Short task: Copy every entry exactly as given, minus the images.

-- START Available records --

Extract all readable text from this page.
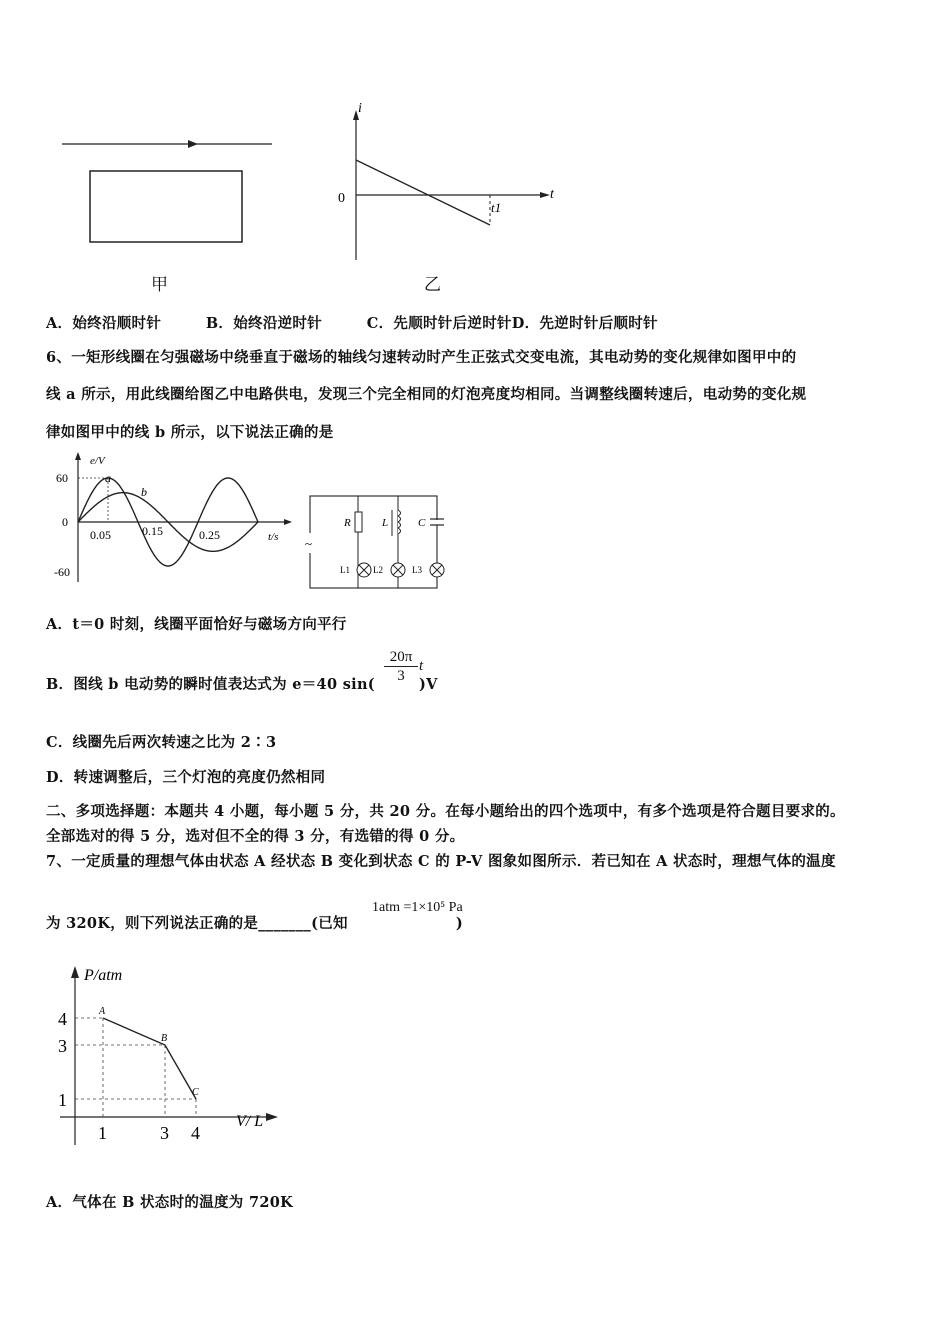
i
t
0
t1
甲	乙
A．始终沿顺时针	B．始终沿逆时针	C．先顺时针后逆时针D．先逆时针后顺时针
6、一矩形线圈在匀强磁场中绕垂直于磁场的轴线匀速转动时产生正弦式交变电流，其电动势的变化规律如图甲中的
线 a 所示，用此线圈给图乙中电路供电，发现三个完全相同的灯泡亮度均相同。当调整线圈转速后，电动势的变化规
律如图甲中的线 b 所示，以下说法正确的是
e/V
t/s
60
0
-60
0.05	0.15	0.25
a
b
~
R	L	C
L1	L2	L3
A．t＝0 时刻，线圈平面恰好与磁场方向平行
B．图线 b 电动势的瞬时值表达式为 e＝40 sin(	)V
$\frac{20\pi}{3}$ t
C．线圈先后两次转速之比为 2∶3
D．转速调整后，三个灯泡的亮度仍然相同
二、多项选择题：本题共 4 小题，每小题 5 分，共 20 分。在每小题给出的四个选项中，有多个选项是符合题目要求的。
全部选对的得 5 分，选对但不全的得 3 分，有选错的得 0 分。
7、一定质量的理想气体由状态 A 经状态 B 变化到状态 C 的 P-V 图象如图所示．若已知在 A 状态时，理想气体的温度
为 320K，则下列说法正确的是_______(已知	)
1atm =1×10⁵ Pa
A
4
1
B
3
3
C
1
4
P/atm
V/ L
A．气体在 B 状态时的温度为 720K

-- END Available records --

Completed task:
Extract all readable text from this page.
i
t
0
t1
甲	乙
A．始终沿顺时针	B．始终沿逆时针	C．先顺时针后逆时针D．先逆时针后顺时针
6、一矩形线圈在匀强磁场中绕垂直于磁场的轴线匀速转动时产生正弦式交变电流，其电动势的变化规律如图甲中的
线 a 所示，用此线圈给图乙中电路供电，发现三个完全相同的灯泡亮度均相同。当调整线圈转速后，电动势的变化规
律如图甲中的线 b 所示，以下说法正确的是
e/V
t/s
60
0
-60
0.05	0.15	0.25
a
b
~
R	L	C
L1	L2	L3
A．t＝0 时刻，线圈平面恰好与磁场方向平行
B．图线 b 电动势的瞬时值表达式为 e＝40 sin(	)V
$\frac{20\pi}{3}$ t
C．线圈先后两次转速之比为 2∶3
D．转速调整后，三个灯泡的亮度仍然相同
二、多项选择题：本题共 4 小题，每小题 5 分，共 20 分。在每小题给出的四个选项中，有多个选项是符合题目要求的。
全部选对的得 5 分，选对但不全的得 3 分，有选错的得 0 分。
7、一定质量的理想气体由状态 A 经状态 B 变化到状态 C 的 P-V 图象如图所示．若已知在 A 状态时，理想气体的温度
为 320K，则下列说法正确的是_______(已知	)
1atm =1×10⁵ Pa
A
4
1
B
3
3
C
1
4
P/atm
V/ L
A．气体在 B 状态时的温度为 720K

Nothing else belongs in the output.